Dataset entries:
---------------
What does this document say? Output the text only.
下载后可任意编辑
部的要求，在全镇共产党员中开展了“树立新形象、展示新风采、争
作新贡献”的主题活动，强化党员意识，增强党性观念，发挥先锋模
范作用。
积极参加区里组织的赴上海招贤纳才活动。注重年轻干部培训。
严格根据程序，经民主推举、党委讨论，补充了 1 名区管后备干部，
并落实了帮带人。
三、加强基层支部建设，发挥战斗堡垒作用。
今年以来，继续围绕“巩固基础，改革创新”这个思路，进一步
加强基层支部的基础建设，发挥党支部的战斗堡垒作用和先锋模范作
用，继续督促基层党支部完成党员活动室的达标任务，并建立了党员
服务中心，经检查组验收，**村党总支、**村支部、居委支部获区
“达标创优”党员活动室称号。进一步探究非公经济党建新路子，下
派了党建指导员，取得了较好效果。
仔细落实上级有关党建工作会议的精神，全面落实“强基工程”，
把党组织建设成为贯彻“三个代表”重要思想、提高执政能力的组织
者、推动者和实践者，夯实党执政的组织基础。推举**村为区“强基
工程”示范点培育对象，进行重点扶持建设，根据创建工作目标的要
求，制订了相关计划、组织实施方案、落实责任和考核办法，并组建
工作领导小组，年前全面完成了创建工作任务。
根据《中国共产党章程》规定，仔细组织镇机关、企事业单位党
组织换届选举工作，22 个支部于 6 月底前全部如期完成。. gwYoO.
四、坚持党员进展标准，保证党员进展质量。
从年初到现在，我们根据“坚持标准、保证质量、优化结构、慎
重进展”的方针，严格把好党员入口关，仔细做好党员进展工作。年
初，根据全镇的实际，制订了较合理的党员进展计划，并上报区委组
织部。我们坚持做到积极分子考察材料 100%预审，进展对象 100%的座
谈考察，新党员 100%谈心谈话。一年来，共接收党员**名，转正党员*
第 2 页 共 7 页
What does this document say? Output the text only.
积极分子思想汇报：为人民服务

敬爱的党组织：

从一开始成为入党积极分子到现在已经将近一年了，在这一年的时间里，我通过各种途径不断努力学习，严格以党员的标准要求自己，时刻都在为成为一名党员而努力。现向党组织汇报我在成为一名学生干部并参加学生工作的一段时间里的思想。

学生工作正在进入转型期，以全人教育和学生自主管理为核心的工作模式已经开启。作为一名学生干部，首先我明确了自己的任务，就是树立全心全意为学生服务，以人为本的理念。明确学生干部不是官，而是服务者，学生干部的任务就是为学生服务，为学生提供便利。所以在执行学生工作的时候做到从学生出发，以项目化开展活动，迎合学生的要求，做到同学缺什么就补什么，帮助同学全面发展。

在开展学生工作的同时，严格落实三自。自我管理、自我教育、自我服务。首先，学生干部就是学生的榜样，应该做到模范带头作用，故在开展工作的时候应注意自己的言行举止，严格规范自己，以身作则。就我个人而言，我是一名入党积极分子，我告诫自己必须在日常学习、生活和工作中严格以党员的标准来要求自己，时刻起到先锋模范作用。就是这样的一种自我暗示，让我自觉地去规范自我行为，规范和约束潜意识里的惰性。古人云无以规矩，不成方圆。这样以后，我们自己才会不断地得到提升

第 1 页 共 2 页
---------------
SHORT EXERCISE:
Produce an exact copy of all the records.

ANSWER IN FULL:
What does this document say? Output the text only.
下载后可任意编辑
部的要求，在全镇共产党员中开展了“树立新形象、展示新风采、争
作新贡献”的主题活动，强化党员意识，增强党性观念，发挥先锋模
范作用。
积极参加区里组织的赴上海招贤纳才活动。注重年轻干部培训。
严格根据程序，经民主推举、党委讨论，补充了 1 名区管后备干部，
并落实了帮带人。
三、加强基层支部建设，发挥战斗堡垒作用。
今年以来，继续围绕“巩固基础，改革创新”这个思路，进一步
加强基层支部的基础建设，发挥党支部的战斗堡垒作用和先锋模范作
用，继续督促基层党支部完成党员活动室的达标任务，并建立了党员
服务中心，经检查组验收，**村党总支、**村支部、居委支部获区
“达标创优”党员活动室称号。进一步探究非公经济党建新路子，下
派了党建指导员，取得了较好效果。
仔细落实上级有关党建工作会议的精神，全面落实“强基工程”，
把党组织建设成为贯彻“三个代表”重要思想、提高执政能力的组织
者、推动者和实践者，夯实党执政的组织基础。推举**村为区“强基
工程”示范点培育对象，进行重点扶持建设，根据创建工作目标的要
求，制订了相关计划、组织实施方案、落实责任和考核办法，并组建
工作领导小组，年前全面完成了创建工作任务。
根据《中国共产党章程》规定，仔细组织镇机关、企事业单位党
组织换届选举工作，22 个支部于 6 月底前全部如期完成。. gwYoO.
四、坚持党员进展标准，保证党员进展质量。
从年初到现在，我们根据“坚持标准、保证质量、优化结构、慎
重进展”的方针，严格把好党员入口关，仔细做好党员进展工作。年
初，根据全镇的实际，制订了较合理的党员进展计划，并上报区委组
织部。我们坚持做到积极分子考察材料 100%预审，进展对象 100%的座
谈考察，新党员 100%谈心谈话。一年来，共接收党员**名，转正党员*
第 2 页 共 7 页
What does this document say? Output the text only.
积极分子思想汇报：为人民服务

敬爱的党组织：

从一开始成为入党积极分子到现在已经将近一年了，在这一年的时间里，我通过各种途径不断努力学习，严格以党员的标准要求自己，时刻都在为成为一名党员而努力。现向党组织汇报我在成为一名学生干部并参加学生工作的一段时间里的思想。

学生工作正在进入转型期，以全人教育和学生自主管理为核心的工作模式已经开启。作为一名学生干部，首先我明确了自己的任务，就是树立全心全意为学生服务，以人为本的理念。明确学生干部不是官，而是服务者，学生干部的任务就是为学生服务，为学生提供便利。所以在执行学生工作的时候做到从学生出发，以项目化开展活动，迎合学生的要求，做到同学缺什么就补什么，帮助同学全面发展。

在开展学生工作的同时，严格落实三自。自我管理、自我教育、自我服务。首先，学生干部就是学生的榜样，应该做到模范带头作用，故在开展工作的时候应注意自己的言行举止，严格规范自己，以身作则。就我个人而言，我是一名入党积极分子，我告诫自己必须在日常学习、生活和工作中严格以党员的标准来要求自己，时刻起到先锋模范作用。就是这样的一种自我暗示，让我自觉地去规范自我行为，规范和约束潜意识里的惰性。古人云无以规矩，不成方圆。这样以后，我们自己才会不断地得到提升

第 1 页 共 2 页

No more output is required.